* [Trecho do texto]:
☆ ☆ ☆ ☆ ☆ ☆ ☆
Violence; Women's Health; Prenatal Care
O presente artigo tem por objetivo analisar as representações sociais da violência sexual contra a mulher, construídas e reproduzidas no contexto da assistência pré-natal em três maternidades públicas municipais do Rio de Janeiro, Brasil. Esse objetivo é parte de uma pesquisa realizada para a elaboração de uma tese de doutorado 1.
A violência sexual contra a mulher é entendida neste trabalho como a ação ou conduta em que ocorre o controle e a subordinação da sexualidade da mulher e é incorporada como constitutiva das regras que normatizam a prática sexual 1. No conjunto das violências cometidas contra a mulher, esse tipo de violência assume um significado especial, pois quase sempre vem acompanhada de outras expressões 2,3,4.
Diferentes pesquisas internacionais e nacionais estimam que uma entre quatro mulheres vivencie alguma forma de violência sexual perpetrada por parceiro íntimo, e quase um terço das adolescentes teve sua primeira experiência sexual forçada 5. Vários estudos vêm apontando o comprometimento da saúde da mulher por conta desse tipo de violência 6,7.
☆ ☆ ☆ ☆ ☆ ☆ ☆
[Dados de compreensão de documentos]
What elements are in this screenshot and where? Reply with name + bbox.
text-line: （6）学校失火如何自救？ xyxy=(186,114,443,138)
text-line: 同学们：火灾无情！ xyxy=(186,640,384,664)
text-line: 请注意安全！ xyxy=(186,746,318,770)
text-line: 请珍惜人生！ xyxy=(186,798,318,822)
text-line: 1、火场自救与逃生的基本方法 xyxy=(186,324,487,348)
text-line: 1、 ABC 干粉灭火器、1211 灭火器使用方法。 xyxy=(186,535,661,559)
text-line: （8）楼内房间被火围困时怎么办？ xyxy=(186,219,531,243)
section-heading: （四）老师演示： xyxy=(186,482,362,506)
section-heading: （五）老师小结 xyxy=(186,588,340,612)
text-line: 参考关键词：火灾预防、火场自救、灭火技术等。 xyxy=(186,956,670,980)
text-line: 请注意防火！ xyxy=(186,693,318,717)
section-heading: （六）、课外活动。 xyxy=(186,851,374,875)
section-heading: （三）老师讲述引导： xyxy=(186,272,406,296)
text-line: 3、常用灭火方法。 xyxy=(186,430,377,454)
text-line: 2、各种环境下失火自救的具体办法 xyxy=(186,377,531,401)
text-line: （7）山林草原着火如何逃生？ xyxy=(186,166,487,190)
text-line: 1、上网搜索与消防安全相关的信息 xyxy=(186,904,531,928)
☆ ☆ ☆ ☆ ☆ ☆ ☆
* [Atividade 1]:
Segundo o trecho sobre violência sexual contra a mulher, em que lugares se construíram e reproduziram as representações sociais que o artigo analisa?
* [Atividade 2]:
Escreva a continuação do trecho sobre violência sexual contra a mulher, começando logo depois da última frase apresentada.
Os registros não são usados aqui.

* [Resposta esperada 1]:
No contexto da assistência pré-natal em três maternidades públicas municipais do Rio de Janeiro, Brasil.

* [Resposta esperada 2]:
A assistência pré-natal pode favorecer a detecção de problemas relacionados a esse tipo de violência, uma vez que, ao se abordar a gravidez, a discussão sobre o corpo feminino pode ser desenvolvida 8. Por intermédio dessa discussão, numa perspectiva relacional de gênero, as ações da assistência pré-natal podem incluir a temática da violência sexual, assumindo um espaço privilegiado de prevenção e de assistência a esse agravo.
Todavia, para que se possa caminhar nessa direção, um dos aspectos importantes é compreender como a violência sexual contra a mulher é representada pelos profissionais de saúde da assistência pré-natal.
As representações sociais são aqui entendidas como sistemas de interpretação que regem a relação dos sujeitos com o mundo e com os outros 9,10, podendo ser produtos tanto de idéias socialmente reproduzidas quanto de modificações ocorridas por intervenções históricas e sociais. Nesse sentido, a representação não é um simples reflexo do real, mas sua construção, que ultrapassa o próprio indivíduo, revelando a existência de fenômenos coletivos 11.
Em sua essência, uma representação social é um saber prático que orienta a ação e se expressa de forma simbólica em geral (como é o caso da visão cultural do papel subordinado da mulher) ou dentro de grupos específicos (como é o caso da visão da sexualidade por homens, mulheres e profissionais de saúde).
Não se pode também desconsiderar, todavia, como observam Gomes & Mendonça 12, a inter-relação entre os pólos subjetivo e contextual das representações sociais. Tal inter-relação se configura pela reconstrução da intersubjetividade concomitantemente com a produção e a reprodução de idéias socialmente constituídas, por meio de negociações dos atores.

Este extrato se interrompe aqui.